- [Task]: Show, in full, each line of the data that contains "документов".

[START]

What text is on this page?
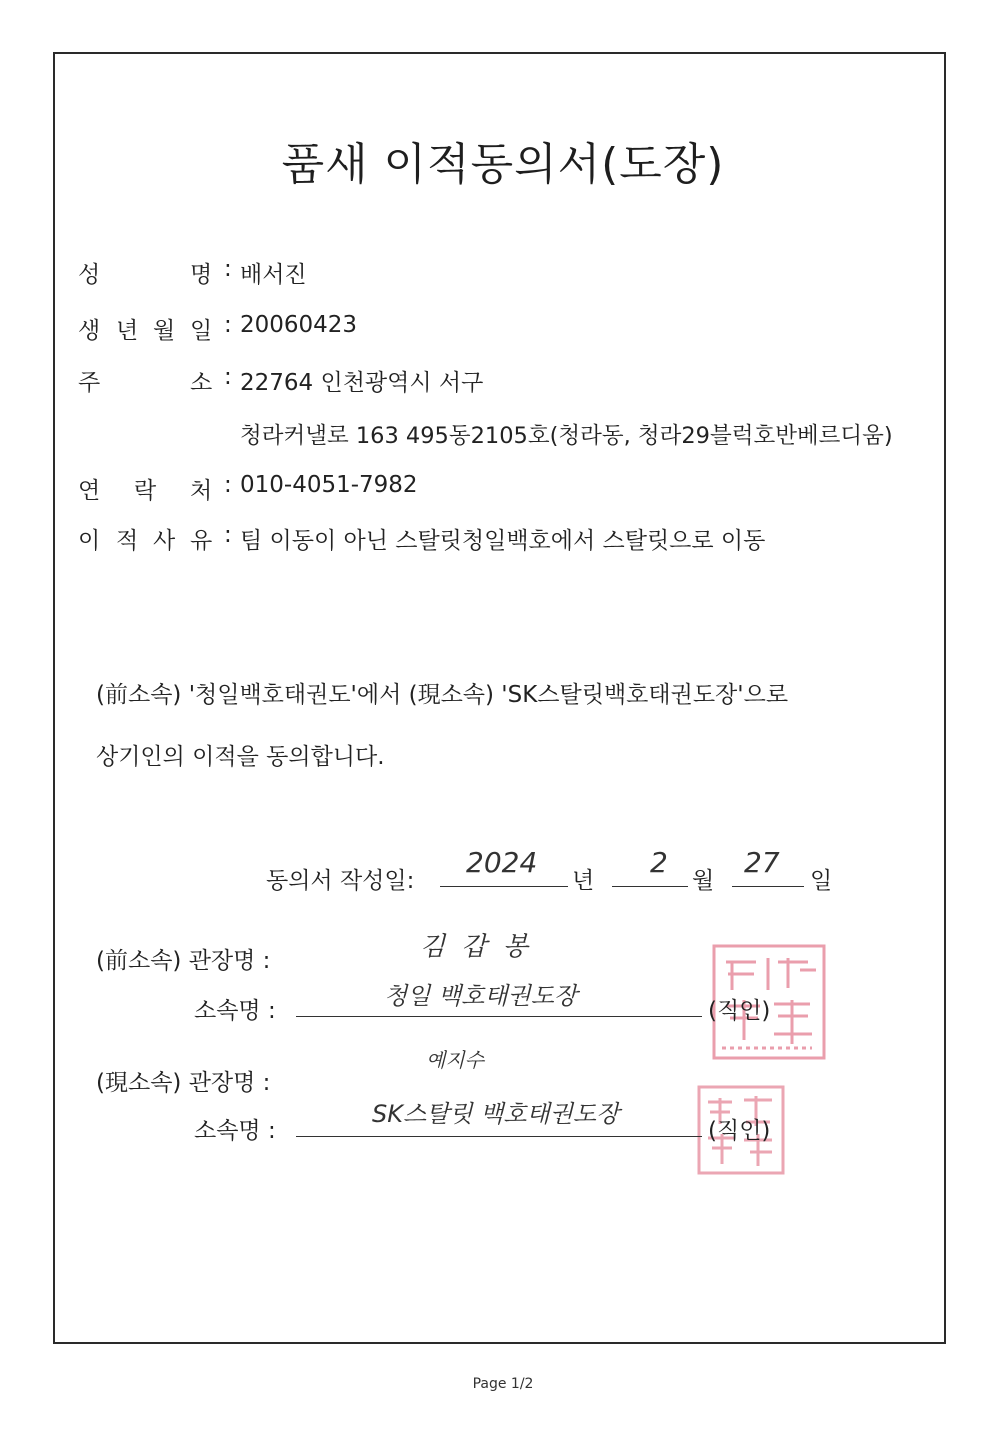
품새 이적동의서(도장)
성	명 : 배서진
생 년 월 일 : 20060423
주	소 : 22764 인천광역시 서구
청라커낼로 163 495동2105호(청라동, 청라29블럭호반베르디움)
연 락 처 : 010-4051-7982
이 적 사 유 : 팀 이동이 아닌 스탈릿청일백호에서 스탈릿으로 이동
(前소속) '청일백호태권도'에서 (現소속) 'SK스탈릿백호태권도장'으로
상기인의 이적을 동의합니다.
동의서 작성일:
2024
년
2
월
27
일
(前소속) 관장명 :	김 갑 봉
소속명 :
청일 백호태권도장
(직인)
(現소속) 관장명 :
예지수
소속명 :
SK스탈릿 백호태권도장
(직인)
Page 1/2
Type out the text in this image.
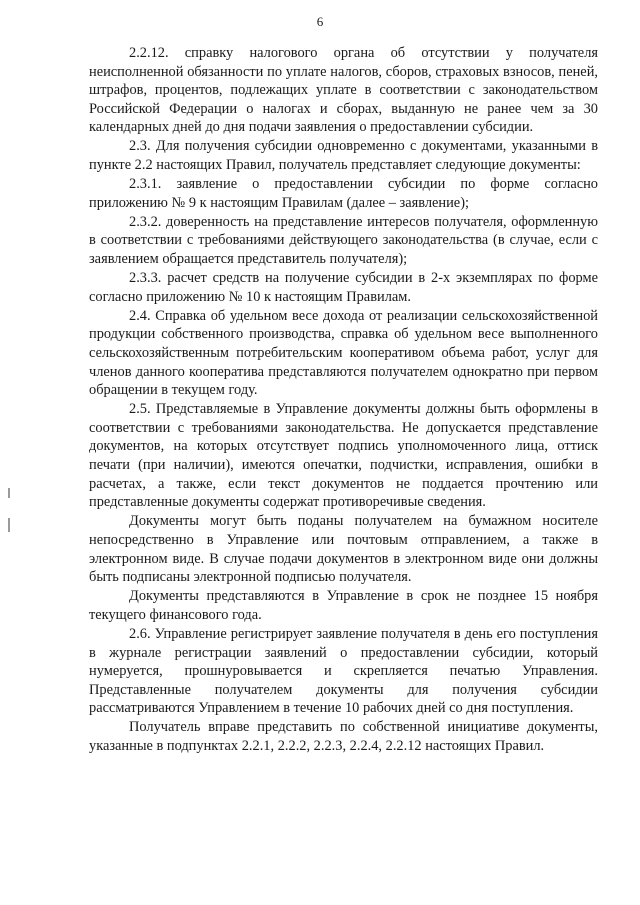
6

2.2.12. справку налогового органа об отсутствии у получателя неисполненной обязанности по уплате налогов, сборов, страховых взносов, пеней, штрафов, процентов, подлежащих уплате в соответствии с законодательством Российской Федерации о налогах и сборах, выданную не ранее чем за 30 календарных дней до дня подачи заявления о предоставлении субсидии.

2.3. Для получения субсидии одновременно с документами, указанными в пункте 2.2 настоящих Правил, получатель представляет следующие документы:

2.3.1. заявление о предоставлении субсидии по форме согласно приложению № 9 к настоящим Правилам (далее – заявление);

2.3.2. доверенность на представление интересов получателя, оформленную в соответствии с требованиями действующего законодательства (в случае, если с заявлением обращается представитель получателя);

2.3.3. расчет средств на получение субсидии в 2-х экземплярах по форме согласно приложению № 10 к настоящим Правилам.

2.4. Справка об удельном весе дохода от реализации сельскохозяйственной продукции собственного производства, справка об удельном весе выполненного сельскохозяйственным потребительским кооперативом объема работ, услуг для членов данного кооператива представляются получателем однократно при первом обращении в текущем году.

2.5. Представляемые в Управление документы должны быть оформлены в соответствии с требованиями законодательства. Не допускается представление документов, на которых отсутствует подпись уполномоченного лица, оттиск печати (при наличии), имеются опечатки, подчистки, исправления, ошибки в расчетах, а также, если текст документов не поддается прочтению или представленные документы содержат противоречивые сведения.

Документы могут быть поданы получателем на бумажном носителе непосредственно в Управление или почтовым отправлением, а также в электронном виде. В случае подачи документов в электронном виде они должны быть подписаны электронной подписью получателя.

Документы представляются в Управление в срок не позднее 15 ноября текущего финансового года.

2.6. Управление регистрирует заявление получателя в день его поступления в журнале регистрации заявлений о предоставлении субсидии, который нумеруется, прошнуровывается и скрепляется печатью Управления. Представленные получателем документы для получения субсидии рассматриваются Управлением в течение 10 рабочих дней со дня поступления.

Получатель вправе представить по собственной инициативе документы, указанные в подпунктах 2.2.1, 2.2.2, 2.2.3, 2.2.4, 2.2.12 настоящих Правил.
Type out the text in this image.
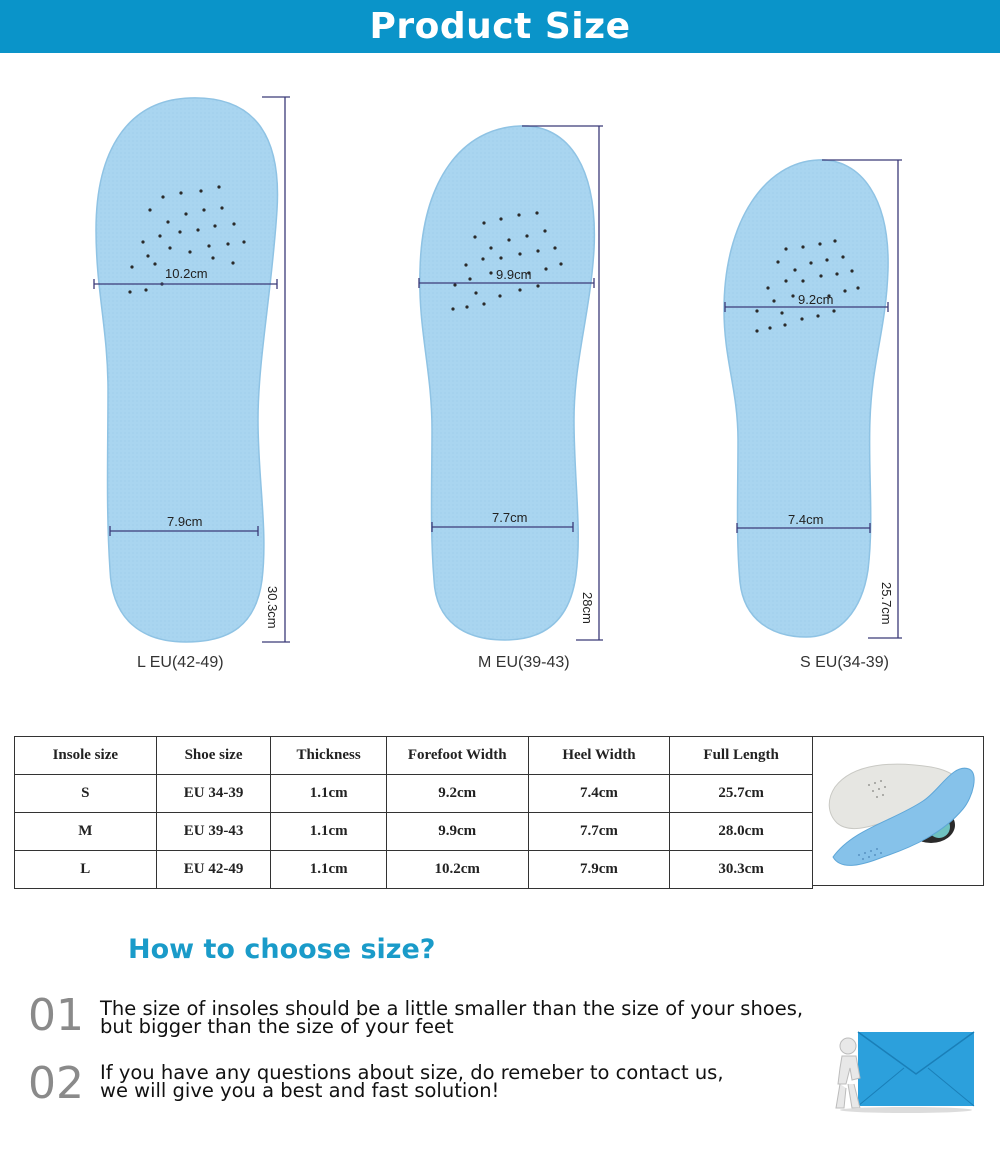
Product Size
10.2cm
7.9cm
30.3cm
9.9cm
7.7cm
28cm
9.2cm
7.4cm
25.7cm
L EU(42-49)	M EU(39-43)	S EU(34-39)
Insole size	Shoe size	Thickness	Forefoot Width	Heel Width	Full Length
S	EU 34-39	1.1cm	9.2cm	7.4cm	25.7cm
M	EU 39-43	1.1cm	9.9cm	7.7cm	28.0cm
L	EU 42-49	1.1cm	10.2cm	7.9cm	30.3cm
How to choose size?
01 The size of insoles should be a little smaller than the size of your shoes,
but bigger than the size of your feet
02 If you have any questions about size, do remeber to contact us,
we will give you a best and fast solution!
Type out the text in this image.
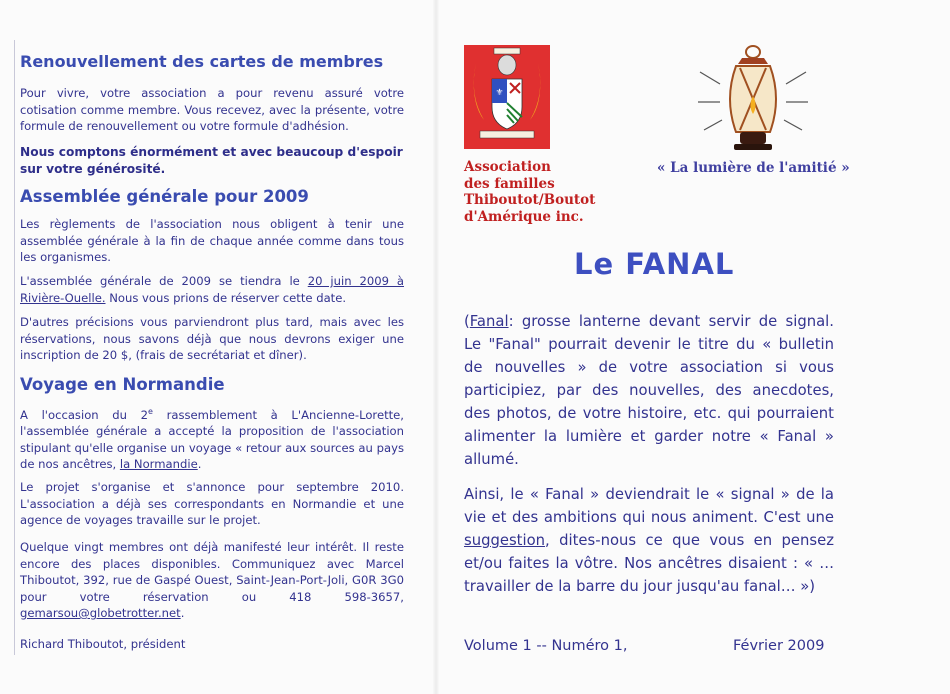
Renouvellement des cartes de membres

Pour vivre, votre association a pour revenu assuré votre cotisation comme membre. Vous recevez, avec la présente, votre formule de renouvellement ou votre formule d'adhésion.

Nous comptons énormément et avec beaucoup d'espoir sur votre générosité.

Assemblée générale pour 2009

Les règlements de l'association nous obligent à tenir une assemblée générale à la fin de chaque année comme dans tous les organismes.

L'assemblée générale de 2009 se tiendra le 20 juin 2009 à Rivière-Ouelle. Nous vous prions de réserver cette date.

D'autres précisions vous parviendront plus tard, mais avec les réservations, nous savons déjà que nous devrons exiger une inscription de 20 $, (frais de secrétariat et dîner).

Voyage en Normandie

A l'occasion du 2e rassemblement à L'Ancienne-Lorette, l'assemblée générale a accepté la proposition de l'association stipulant qu'elle organise un voyage « retour aux sources au pays de nos ancêtres, la Normandie.

Le projet s'organise et s'annonce pour septembre 2010. L'association a déjà ses correspondants en Normandie et une agence de voyages travaille sur le projet.

Quelque vingt membres ont déjà manifesté leur intérêt. Il reste encore des places disponibles. Communiquez avec Marcel Thiboutot, 392, rue de Gaspé Ouest, Saint-Jean-Port-Joli, G0R 3G0 pour votre réservation ou 418 598-3657, gemarsou@globetrotter.net.

Richard Thiboutot, président

⚜
Association
des familles
Thiboutot/Boutot
d'Amérique inc.
« La lumière de l'amitié »
Le FANAL

(Fanal: grosse lanterne devant servir de signal. Le "Fanal" pourrait devenir le titre du « bulletin de nouvelles » de votre association si vous participiez, par des nouvelles, des anecdotes, des photos, de votre histoire, etc. qui pourraient alimenter la lumière et garder notre « Fanal » allumé.

Ainsi, le « Fanal » deviendrait le « signal » de la vie et des ambitions qui nous animent. C'est une suggestion, dites-nous ce que vous en pensez et/ou faites la vôtre. Nos ancêtres disaient : « …travailler de la barre du jour jusqu'au fanal… »)

Volume 1 -- Numéro 1,	Février 2009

[END]

- [Answer to the problem]:
2.5. Представляемые в Управление документы должны быть оформлены в соответствии с требованиями законодательства. Не допускается представление документов, на которых отсутствует подпись уполномоченного лица, оттиск печати (при наличии), имеются опечатки, подчистки, исправления, ошибки в расчетах, а также, если текст документов не поддается прочтению или представленные документы содержат противоречивые сведения.
Документы могут быть поданы получателем на бумажном носителе непосредственно в Управление или почтовым отправлением, а также в электронном виде. В случае подачи документов в электронном виде они должны быть подписаны электронной подписью получателя.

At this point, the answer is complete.